=== Record extracts ===

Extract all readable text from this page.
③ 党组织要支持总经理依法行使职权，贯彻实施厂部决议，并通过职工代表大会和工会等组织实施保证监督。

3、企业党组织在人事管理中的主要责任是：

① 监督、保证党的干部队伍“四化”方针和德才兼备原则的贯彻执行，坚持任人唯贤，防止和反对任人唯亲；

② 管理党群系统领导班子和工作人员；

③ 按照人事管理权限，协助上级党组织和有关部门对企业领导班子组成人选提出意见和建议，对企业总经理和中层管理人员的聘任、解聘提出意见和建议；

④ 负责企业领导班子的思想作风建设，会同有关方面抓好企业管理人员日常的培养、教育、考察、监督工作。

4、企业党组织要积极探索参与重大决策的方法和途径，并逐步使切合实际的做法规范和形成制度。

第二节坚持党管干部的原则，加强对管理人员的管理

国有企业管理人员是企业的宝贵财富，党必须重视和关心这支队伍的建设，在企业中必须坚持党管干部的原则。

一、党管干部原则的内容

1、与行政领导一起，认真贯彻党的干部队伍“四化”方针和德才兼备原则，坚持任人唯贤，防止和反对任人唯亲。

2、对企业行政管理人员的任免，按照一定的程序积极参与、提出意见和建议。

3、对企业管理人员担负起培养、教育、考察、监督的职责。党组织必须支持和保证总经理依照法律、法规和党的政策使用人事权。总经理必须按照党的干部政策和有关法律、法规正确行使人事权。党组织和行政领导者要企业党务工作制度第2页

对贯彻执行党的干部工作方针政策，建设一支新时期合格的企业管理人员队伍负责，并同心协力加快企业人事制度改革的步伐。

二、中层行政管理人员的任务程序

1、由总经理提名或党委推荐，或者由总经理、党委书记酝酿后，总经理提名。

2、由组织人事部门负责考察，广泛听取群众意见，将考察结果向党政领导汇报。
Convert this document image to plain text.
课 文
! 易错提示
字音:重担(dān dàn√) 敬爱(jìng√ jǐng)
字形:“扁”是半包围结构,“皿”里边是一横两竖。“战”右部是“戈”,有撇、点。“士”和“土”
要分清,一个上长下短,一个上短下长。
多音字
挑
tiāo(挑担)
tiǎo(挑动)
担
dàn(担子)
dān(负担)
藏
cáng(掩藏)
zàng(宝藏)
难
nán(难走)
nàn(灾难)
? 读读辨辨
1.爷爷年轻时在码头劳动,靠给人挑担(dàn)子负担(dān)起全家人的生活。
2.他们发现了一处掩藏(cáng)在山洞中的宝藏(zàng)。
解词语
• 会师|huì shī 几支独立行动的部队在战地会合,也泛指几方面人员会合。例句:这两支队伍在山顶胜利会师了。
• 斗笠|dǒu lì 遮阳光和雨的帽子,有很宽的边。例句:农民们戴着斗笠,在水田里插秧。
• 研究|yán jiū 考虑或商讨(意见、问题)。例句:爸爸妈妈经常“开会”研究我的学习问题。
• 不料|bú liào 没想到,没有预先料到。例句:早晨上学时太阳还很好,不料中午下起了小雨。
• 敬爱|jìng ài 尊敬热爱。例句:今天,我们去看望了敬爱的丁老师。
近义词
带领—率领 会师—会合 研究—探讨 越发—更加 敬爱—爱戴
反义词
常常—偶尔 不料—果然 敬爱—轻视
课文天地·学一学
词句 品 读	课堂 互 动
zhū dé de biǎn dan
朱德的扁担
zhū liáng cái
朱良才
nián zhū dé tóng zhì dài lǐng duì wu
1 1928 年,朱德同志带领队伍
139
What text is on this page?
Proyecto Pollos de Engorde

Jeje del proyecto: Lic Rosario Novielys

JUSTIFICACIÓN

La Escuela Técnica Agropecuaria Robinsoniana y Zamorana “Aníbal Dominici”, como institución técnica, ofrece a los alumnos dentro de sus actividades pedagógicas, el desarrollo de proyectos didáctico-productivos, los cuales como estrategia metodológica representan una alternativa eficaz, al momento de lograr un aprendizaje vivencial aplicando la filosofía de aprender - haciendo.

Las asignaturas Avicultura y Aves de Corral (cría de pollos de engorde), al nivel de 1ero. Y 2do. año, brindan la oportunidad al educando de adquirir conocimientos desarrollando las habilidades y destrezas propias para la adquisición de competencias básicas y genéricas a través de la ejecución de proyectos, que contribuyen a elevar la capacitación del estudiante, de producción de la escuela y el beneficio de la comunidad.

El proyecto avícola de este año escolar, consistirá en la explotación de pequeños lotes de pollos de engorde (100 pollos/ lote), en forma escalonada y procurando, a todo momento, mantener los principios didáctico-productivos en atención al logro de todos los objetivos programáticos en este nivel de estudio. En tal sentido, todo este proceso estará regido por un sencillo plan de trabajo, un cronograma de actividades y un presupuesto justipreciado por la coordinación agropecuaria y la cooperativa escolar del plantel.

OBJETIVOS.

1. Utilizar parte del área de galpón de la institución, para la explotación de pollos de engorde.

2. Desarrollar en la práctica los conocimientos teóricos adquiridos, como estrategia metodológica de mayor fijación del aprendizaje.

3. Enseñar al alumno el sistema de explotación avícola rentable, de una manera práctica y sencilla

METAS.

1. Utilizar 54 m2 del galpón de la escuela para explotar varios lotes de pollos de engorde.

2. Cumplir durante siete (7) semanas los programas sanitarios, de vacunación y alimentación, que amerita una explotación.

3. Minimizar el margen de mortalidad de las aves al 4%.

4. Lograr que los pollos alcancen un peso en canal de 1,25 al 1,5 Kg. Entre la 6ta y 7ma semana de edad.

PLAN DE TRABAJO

===

(What to produce)
Out of the material above, gather each line where "momento" appears.

(Result for this exercise)
La Escuela Técnica Agropecuaria Robinsoniana y Zamorana “Aníbal Dominici”, como institución técnica, ofrece a los alumnos dentro de sus actividades pedagógicas, el desarrollo de proyectos didáctico-productivos, los cuales como estrategia metodológica representan una alternativa eficaz, al momento de lograr un aprendizaje vivencial aplicando la filosofía de aprender - haciendo.
El proyecto avícola de este año escolar, consistirá en la explotación de pequeños lotes de pollos de engorde (100 pollos/ lote), en forma escalonada y procurando, a todo momento, mantener los principios didáctico-productivos en atención al logro de todos los objetivos programáticos en este nivel de estudio. En tal sentido, todo este proceso estará regido por un sencillo plan de trabajo, un cronograma de actividades y un presupuesto justipreciado por la coordinación agropecuaria y la cooperativa escolar del plantel.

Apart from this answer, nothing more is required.